══ Material supplied

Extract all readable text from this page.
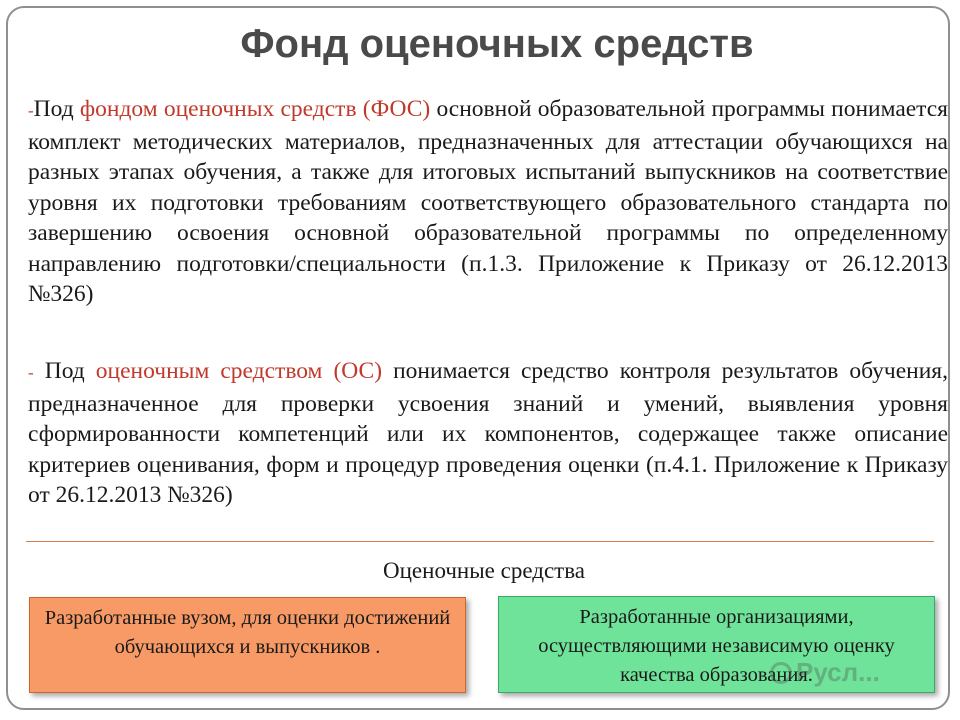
Фонд оценочных средств

-Под фондом оценочных средств (ФОС) основной образовательной программы понимается комплект методических материалов, предназначенных для аттестации обучающихся на разных этапах обучения, а также для итоговых испытаний выпускников на соответствие уровня их подготовки требованиям соответствующего образовательного стандарта по завершению освоения основной образовательной программы по определенному направлению подготовки/специальности (п.1.3. Приложение к Приказу от 26.12.2013 №326)

- Под оценочным средством (ОС) понимается средство контроля результатов обучения, предназначенное для проверки усвоения знаний и умений, выявления уровня сформированности компетенций или их компонентов, содержащее также описание критериев оценивания, форм и процедур проведения оценки (п.4.1. Приложение к Приказу от 26.12.2013 №326)

Оценочные средства

Разработанные вузом, для оценки достижений обучающихся и выпускников .
Разработанные организациями, осуществляющими независимую оценку качества образования.
Русл...
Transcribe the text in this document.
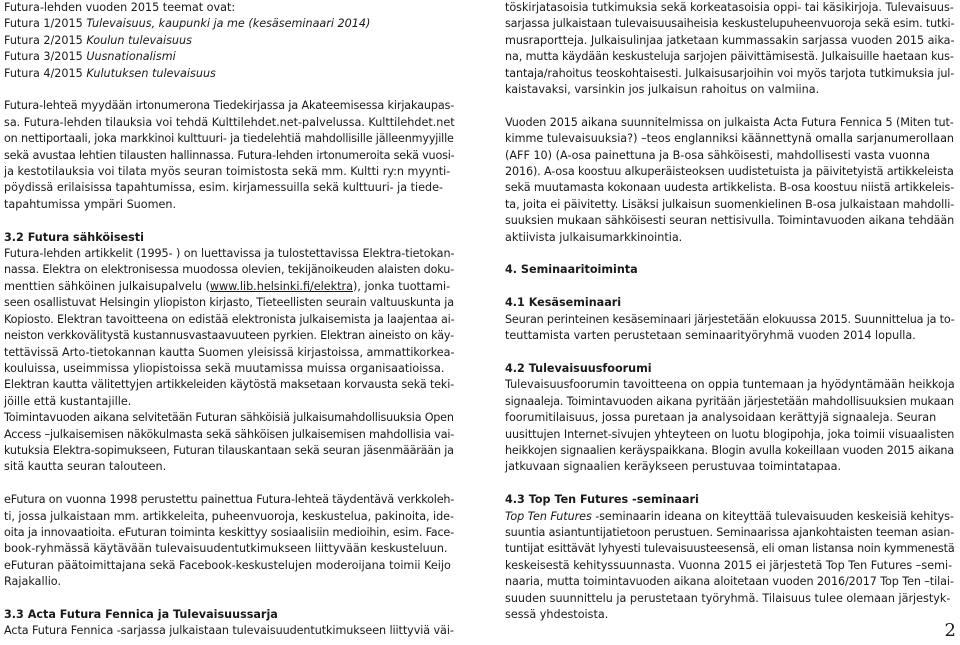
Futura-lehden vuoden 2015 teemat ovat:

Futura 1/2015 Tulevaisuus, kaupunki ja me (kesäseminaari 2014)

Futura 2/2015 Koulun tulevaisuus

Futura 3/2015 Uusnationalismi

Futura 4/2015 Kulutuksen tulevaisuus

Futura-lehteä myydään irtonumerona Tiedekirjassa ja Akateemisessa kirjakaupas-

sa. Futura-lehden tilauksia voi tehdä Kulttilehdet.net-palvelussa. Kulttilehdet.net

on nettiportaali, joka markkinoi kulttuuri- ja tiedelehtiä mahdollisille jälleenmyyjille

sekä avustaa lehtien tilausten hallinnassa. Futura-lehden irtonumeroita sekä vuosi-

ja kestotilauksia voi tilata myös seuran toimistosta sekä mm. Kultti ry:n myynti-

pöydissä erilaisissa tapahtumissa, esim. kirjamessuilla sekä kulttuuri- ja tiede-

tapahtumissa ympäri Suomen.

3.2 Futura sähköisesti

Futura-lehden artikkelit (1995- ) on luettavissa ja tulostettavissa Elektra-tietokan-

nassa. Elektra on elektronisessa muodossa olevien, tekijänoikeuden alaisten doku-

menttien sähköinen julkaisupalvelu (www.lib.helsinki.fi/elektra), jonka tuottami-

seen osallistuvat Helsingin yliopiston kirjasto, Tieteellisten seurain valtuuskunta ja

Kopiosto. Elektran tavoitteena on edistää elektronista julkaisemista ja laajentaa ai-

neiston verkkovälitystä kustannusvastaavuuteen pyrkien. Elektran aineisto on käy-

tettävissä Arto-tietokannan kautta Suomen yleisissä kirjastoissa, ammattikorkea-

kouluissa, useimmissa yliopistoissa sekä muutamissa muissa organisaatioissa.

Elektran kautta välitettyjen artikkeleiden käytöstä maksetaan korvausta sekä teki-

jöille että kustantajille.

Toimintavuoden aikana selvitetään Futuran sähköisiä julkaisumahdollisuuksia Open

Access –julkaisemisen näkökulmasta sekä sähköisen julkaisemisen mahdollisia vai-

kutuksia Elektra-sopimukseen, Futuran tilauskantaan sekä seuran jäsenmäärään ja

sitä kautta seuran talouteen.

eFutura on vuonna 1998 perustettu painettua Futura-lehteä täydentävä verkkoleh-

ti, jossa julkaistaan mm. artikkeleita, puheenvuoroja, keskustelua, pakinoita, ide-

oita ja innovaatioita. eFuturan toiminta keskittyy sosiaalisiin medioihin, esim. Face-

book-ryhmässä käytävään tulevaisuudentutkimukseen liittyvään keskusteluun.

eFuturan päätoimittajana sekä Facebook-keskustelujen moderoijana toimii Keijo

Rajakallio.

3.3 Acta Futura Fennica ja Tulevaisuussarja

Acta Futura Fennica -sarjassa julkaistaan tulevaisuudentutkimukseen liittyviä väi-

töskirjatasoisia tutkimuksia sekä korkeatasoisia oppi- tai käsikirjoja. Tulevaisuus-

sarjassa julkaistaan tulevaisuusaiheisia keskustelupuheenvuoroja sekä esim. tutki-

musraportteja. Julkaisulinjaa jatketaan kummassakin sarjassa vuoden 2015 aika-

na, mutta käydään keskusteluja sarjojen päivittämisestä. Julkaisuille haetaan kus-

tantaja/rahoitus teoskohtaisesti. Julkaisusarjoihin voi myös tarjota tutkimuksia jul-

kaistavaksi, varsinkin jos julkaisun rahoitus on valmiina.

Vuoden 2015 aikana suunnitelmissa on julkaista Acta Futura Fennica 5 (Miten tut-

kimme tulevaisuuksia?) –teos englanniksi käännettynä omalla sarjanumerollaan

(AFF 10) (A-osa painettuna ja B-osa sähköisesti, mahdollisesti vasta vuonna

2016). A-osa koostuu alkuperäisteoksen uudistetuista ja päivitetyistä artikkeleista

sekä muutamasta kokonaan uudesta artikkelista. B-osa koostuu niistä artikkeleis-

ta, joita ei päivitetty. Lisäksi julkaisun suomenkielinen B-osa julkaistaan mahdolli-

suuksien mukaan sähköisesti seuran nettisivulla. Toimintavuoden aikana tehdään

aktiivista julkaisumarkkinointia.

4. Seminaaritoiminta
4.1 Kesäseminaari

Seuran perinteinen kesäseminaari järjestetään elokuussa 2015. Suunnittelua ja to-

teuttamista varten perustetaan seminaarityöryhmä vuoden 2014 lopulla.

4.2 Tulevaisuusfoorumi

Tulevaisuusfoorumin tavoitteena on oppia tuntemaan ja hyödyntämään heikkoja

signaaleja. Toimintavuoden aikana pyritään järjestetään mahdollisuuksien mukaan

foorumitilaisuus, jossa puretaan ja analysoidaan kerättyjä signaaleja. Seuran

uusittujen Internet-sivujen yhteyteen on luotu blogipohja, joka toimii visuaalisten

heikkojen signaalien keräyspaikkana. Blogin avulla kokeillaan vuoden 2015 aikana

jatkuvaan signaalien keräykseen perustuvaa toimintatapaa.

4.3 Top Ten Futures -seminaari

Top Ten Futures -seminaarin ideana on kiteyttää tulevaisuuden keskeisiä kehitys-

suuntia asiantuntijatietoon perustuen. Seminaarissa ajankohtaisten teeman asian-

tuntijat esittävät lyhyesti tulevaisuusteesensä, eli oman listansa noin kymmenestä

keskeisestä kehityssuunnasta. Vuonna 2015 ei järjestetä Top Ten Futures –semi-

naaria, mutta toimintavuoden aikana aloitetaan vuoden 2016/2017 Top Ten –tilai-

suuden suunnittelu ja perustetaan työryhmä. Tilaisuus tulee olemaan järjestyk-

sessä yhdestoista.

2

════

[Problem] Extract the full listing above verbatim; pictures are to be left out of the copy.

[Response to this exercise]
Extract all readable text from this page.
Фонд оценочных средств

-Под фондом оценочных средств (ФОС) основной образовательной программы понимается комплект методических материалов, предназначенных для аттестации обучающихся на разных этапах обучения, а также для итоговых испытаний выпускников на соответствие уровня их подготовки требованиям соответствующего образовательного стандарта по завершению освоения основной образовательной программы по определенному направлению подготовки/специальности (п.1.3. Приложение к Приказу от 26.12.2013 №326)

- Под оценочным средством (ОС) понимается средство контроля результатов обучения, предназначенное для проверки усвоения знаний и умений, выявления уровня сформированности компетенций или их компонентов, содержащее также описание критериев оценивания, форм и процедур проведения оценки (п.4.1. Приложение к Приказу от 26.12.2013 №326)

Оценочные средства

Разработанные вузом, для оценки достижений обучающихся и выпускников .
Разработанные организациями, осуществляющими независимую оценку качества образования.
Русл...
Transcribe the text in this document.
Futura-lehden vuoden 2015 teemat ovat:

Futura 1/2015 Tulevaisuus, kaupunki ja me (kesäseminaari 2014)

Futura 2/2015 Koulun tulevaisuus

Futura 3/2015 Uusnationalismi

Futura 4/2015 Kulutuksen tulevaisuus

Futura-lehteä myydään irtonumerona Tiedekirjassa ja Akateemisessa kirjakaupas-

sa. Futura-lehden tilauksia voi tehdä Kulttilehdet.net-palvelussa. Kulttilehdet.net

on nettiportaali, joka markkinoi kulttuuri- ja tiedelehtiä mahdollisille jälleenmyyjille

sekä avustaa lehtien tilausten hallinnassa. Futura-lehden irtonumeroita sekä vuosi-

ja kestotilauksia voi tilata myös seuran toimistosta sekä mm. Kultti ry:n myynti-

pöydissä erilaisissa tapahtumissa, esim. kirjamessuilla sekä kulttuuri- ja tiede-

tapahtumissa ympäri Suomen.

3.2 Futura sähköisesti

Futura-lehden artikkelit (1995- ) on luettavissa ja tulostettavissa Elektra-tietokan-

nassa. Elektra on elektronisessa muodossa olevien, tekijänoikeuden alaisten doku-

menttien sähköinen julkaisupalvelu (www.lib.helsinki.fi/elektra), jonka tuottami-

seen osallistuvat Helsingin yliopiston kirjasto, Tieteellisten seurain valtuuskunta ja

Kopiosto. Elektran tavoitteena on edistää elektronista julkaisemista ja laajentaa ai-

neiston verkkovälitystä kustannusvastaavuuteen pyrkien. Elektran aineisto on käy-

tettävissä Arto-tietokannan kautta Suomen yleisissä kirjastoissa, ammattikorkea-

kouluissa, useimmissa yliopistoissa sekä muutamissa muissa organisaatioissa.

Elektran kautta välitettyjen artikkeleiden käytöstä maksetaan korvausta sekä teki-

jöille että kustantajille.

Toimintavuoden aikana selvitetään Futuran sähköisiä julkaisumahdollisuuksia Open

Access –julkaisemisen näkökulmasta sekä sähköisen julkaisemisen mahdollisia vai-

kutuksia Elektra-sopimukseen, Futuran tilauskantaan sekä seuran jäsenmäärään ja

sitä kautta seuran talouteen.

eFutura on vuonna 1998 perustettu painettua Futura-lehteä täydentävä verkkoleh-

ti, jossa julkaistaan mm. artikkeleita, puheenvuoroja, keskustelua, pakinoita, ide-

oita ja innovaatioita. eFuturan toiminta keskittyy sosiaalisiin medioihin, esim. Face-

book-ryhmässä käytävään tulevaisuudentutkimukseen liittyvään keskusteluun.

eFuturan päätoimittajana sekä Facebook-keskustelujen moderoijana toimii Keijo

Rajakallio.

3.3 Acta Futura Fennica ja Tulevaisuussarja

Acta Futura Fennica -sarjassa julkaistaan tulevaisuudentutkimukseen liittyviä väi-

töskirjatasoisia tutkimuksia sekä korkeatasoisia oppi- tai käsikirjoja. Tulevaisuus-

sarjassa julkaistaan tulevaisuusaiheisia keskustelupuheenvuoroja sekä esim. tutki-

musraportteja. Julkaisulinjaa jatketaan kummassakin sarjassa vuoden 2015 aika-

na, mutta käydään keskusteluja sarjojen päivittämisestä. Julkaisuille haetaan kus-

tantaja/rahoitus teoskohtaisesti. Julkaisusarjoihin voi myös tarjota tutkimuksia jul-

kaistavaksi, varsinkin jos julkaisun rahoitus on valmiina.

Vuoden 2015 aikana suunnitelmissa on julkaista Acta Futura Fennica 5 (Miten tut-

kimme tulevaisuuksia?) –teos englanniksi käännettynä omalla sarjanumerollaan

(AFF 10) (A-osa painettuna ja B-osa sähköisesti, mahdollisesti vasta vuonna

2016). A-osa koostuu alkuperäisteoksen uudistetuista ja päivitetyistä artikkeleista

sekä muutamasta kokonaan uudesta artikkelista. B-osa koostuu niistä artikkeleis-

ta, joita ei päivitetty. Lisäksi julkaisun suomenkielinen B-osa julkaistaan mahdolli-

suuksien mukaan sähköisesti seuran nettisivulla. Toimintavuoden aikana tehdään

aktiivista julkaisumarkkinointia.

4. Seminaaritoiminta
4.1 Kesäseminaari

Seuran perinteinen kesäseminaari järjestetään elokuussa 2015. Suunnittelua ja to-

teuttamista varten perustetaan seminaarityöryhmä vuoden 2014 lopulla.

4.2 Tulevaisuusfoorumi

Tulevaisuusfoorumin tavoitteena on oppia tuntemaan ja hyödyntämään heikkoja

signaaleja. Toimintavuoden aikana pyritään järjestetään mahdollisuuksien mukaan

foorumitilaisuus, jossa puretaan ja analysoidaan kerättyjä signaaleja. Seuran

uusittujen Internet-sivujen yhteyteen on luotu blogipohja, joka toimii visuaalisten

heikkojen signaalien keräyspaikkana. Blogin avulla kokeillaan vuoden 2015 aikana

jatkuvaan signaalien keräykseen perustuvaa toimintatapaa.

4.3 Top Ten Futures -seminaari

Top Ten Futures -seminaarin ideana on kiteyttää tulevaisuuden keskeisiä kehitys-

suuntia asiantuntijatietoon perustuen. Seminaarissa ajankohtaisten teeman asian-

tuntijat esittävät lyhyesti tulevaisuusteesensä, eli oman listansa noin kymmenestä

keskeisestä kehityssuunnasta. Vuonna 2015 ei järjestetä Top Ten Futures –semi-

naaria, mutta toimintavuoden aikana aloitetaan vuoden 2016/2017 Top Ten –tilai-

suuden suunnittelu ja perustetaan työryhmä. Tilaisuus tulee olemaan järjestyk-

sessä yhdestoista.

2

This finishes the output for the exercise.